Question

I'm using XmlTextWriter and its WriteElementString method, for example:

XmlTextWriter writer = new XmlTextWriter("filename.xml", null);

writer.WriteStartElement("User");
writer.WriteElementString("Username", inputUserName);
writer.WriteElementString("Email", inputEmail);
writer.WriteEndElement();

writer.Close();

The expected XML output is:

<User>
    <Username>value</Username>
    <Email>value</Email>
</User>

However, if for example inputEmail is empty, the result XML I get as as follows:

<User>
    <Username>value</Username>
    <Email/>
</User>

Whereas I would expect it to be:

<User>
    <Username>value</Username>
    <Email></Email>
</User>

What am I doing wrong? Is there a way to achieve my expected result in a simple way using XmlTextWriter?

#### PROVIDED DATA:
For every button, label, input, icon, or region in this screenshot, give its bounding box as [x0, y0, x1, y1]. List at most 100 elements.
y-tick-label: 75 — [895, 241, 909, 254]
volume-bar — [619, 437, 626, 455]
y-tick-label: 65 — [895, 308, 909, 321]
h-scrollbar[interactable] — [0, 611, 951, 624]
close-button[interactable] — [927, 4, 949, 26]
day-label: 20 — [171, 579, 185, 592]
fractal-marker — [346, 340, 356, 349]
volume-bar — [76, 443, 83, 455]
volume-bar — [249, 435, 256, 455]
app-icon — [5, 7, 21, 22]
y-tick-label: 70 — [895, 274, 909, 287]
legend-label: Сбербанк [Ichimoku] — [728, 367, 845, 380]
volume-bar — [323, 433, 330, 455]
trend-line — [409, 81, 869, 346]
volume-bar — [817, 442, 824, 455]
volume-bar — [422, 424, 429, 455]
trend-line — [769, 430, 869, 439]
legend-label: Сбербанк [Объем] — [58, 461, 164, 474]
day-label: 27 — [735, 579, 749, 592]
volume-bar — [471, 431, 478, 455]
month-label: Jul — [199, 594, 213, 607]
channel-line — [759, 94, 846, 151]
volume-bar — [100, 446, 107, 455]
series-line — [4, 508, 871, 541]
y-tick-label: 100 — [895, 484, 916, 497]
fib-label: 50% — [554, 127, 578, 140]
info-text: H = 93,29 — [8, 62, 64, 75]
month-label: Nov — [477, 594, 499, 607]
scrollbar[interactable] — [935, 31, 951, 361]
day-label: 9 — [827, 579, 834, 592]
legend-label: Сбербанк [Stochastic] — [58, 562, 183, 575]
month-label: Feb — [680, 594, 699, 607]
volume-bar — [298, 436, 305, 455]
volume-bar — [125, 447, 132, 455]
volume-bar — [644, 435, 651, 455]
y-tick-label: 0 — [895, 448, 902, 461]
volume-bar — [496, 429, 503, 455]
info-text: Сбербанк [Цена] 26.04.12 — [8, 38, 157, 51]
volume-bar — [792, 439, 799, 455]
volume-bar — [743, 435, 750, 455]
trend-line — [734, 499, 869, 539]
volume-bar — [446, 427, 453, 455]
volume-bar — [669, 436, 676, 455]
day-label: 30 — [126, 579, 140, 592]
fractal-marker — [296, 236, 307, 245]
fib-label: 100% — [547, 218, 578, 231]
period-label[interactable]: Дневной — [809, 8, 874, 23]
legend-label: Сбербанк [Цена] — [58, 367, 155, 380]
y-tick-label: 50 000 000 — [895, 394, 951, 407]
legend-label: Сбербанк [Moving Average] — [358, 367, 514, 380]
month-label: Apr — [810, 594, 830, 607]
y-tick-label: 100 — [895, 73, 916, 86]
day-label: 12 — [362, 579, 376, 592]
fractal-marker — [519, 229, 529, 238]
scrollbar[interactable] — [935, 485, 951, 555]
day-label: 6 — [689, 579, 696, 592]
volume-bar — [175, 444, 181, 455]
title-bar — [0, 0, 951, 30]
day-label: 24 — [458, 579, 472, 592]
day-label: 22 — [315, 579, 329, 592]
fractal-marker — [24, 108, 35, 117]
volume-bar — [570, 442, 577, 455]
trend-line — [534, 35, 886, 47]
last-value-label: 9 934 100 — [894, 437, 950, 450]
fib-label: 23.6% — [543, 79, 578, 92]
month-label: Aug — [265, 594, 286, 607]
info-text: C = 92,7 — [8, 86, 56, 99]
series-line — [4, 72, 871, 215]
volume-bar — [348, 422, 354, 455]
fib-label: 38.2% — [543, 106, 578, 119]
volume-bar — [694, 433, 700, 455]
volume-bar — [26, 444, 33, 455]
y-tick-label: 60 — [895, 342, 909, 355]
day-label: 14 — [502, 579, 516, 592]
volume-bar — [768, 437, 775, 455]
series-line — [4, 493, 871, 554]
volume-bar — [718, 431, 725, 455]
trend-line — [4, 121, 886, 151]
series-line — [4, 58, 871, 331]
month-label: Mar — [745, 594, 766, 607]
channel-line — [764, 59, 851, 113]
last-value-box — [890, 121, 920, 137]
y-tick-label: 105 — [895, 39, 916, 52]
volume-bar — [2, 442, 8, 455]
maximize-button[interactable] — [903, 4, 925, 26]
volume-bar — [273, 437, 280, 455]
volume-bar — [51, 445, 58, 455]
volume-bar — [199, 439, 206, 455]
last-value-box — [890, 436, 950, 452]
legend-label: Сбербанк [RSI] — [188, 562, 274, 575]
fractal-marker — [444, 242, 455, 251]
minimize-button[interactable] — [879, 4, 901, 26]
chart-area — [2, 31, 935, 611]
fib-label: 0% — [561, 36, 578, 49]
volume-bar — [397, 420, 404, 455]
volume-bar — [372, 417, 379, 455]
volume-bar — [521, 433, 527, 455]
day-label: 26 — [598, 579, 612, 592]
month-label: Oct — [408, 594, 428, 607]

#### WHAT THIS EXERCISE ASKS:
**A.** Name each distinct method that the XmlTextWriter question's code calls on writer, in order of first appearance.
**B.** Please print the XmlTextWriter question starting with "Whereas I would" and going on through "way using XmlTextWriter?".

#### ANSWERS BELOW:
**A.** WriteStartElement, WriteElementString, WriteEndElement, Close

**B.**
Whereas I would expect it to be:

<User>
    <Username>value</Username>
    <Email></Email>
</User>

What am I doing wrong? Is there a way to achieve my expected result in a simple way using XmlTextWriter?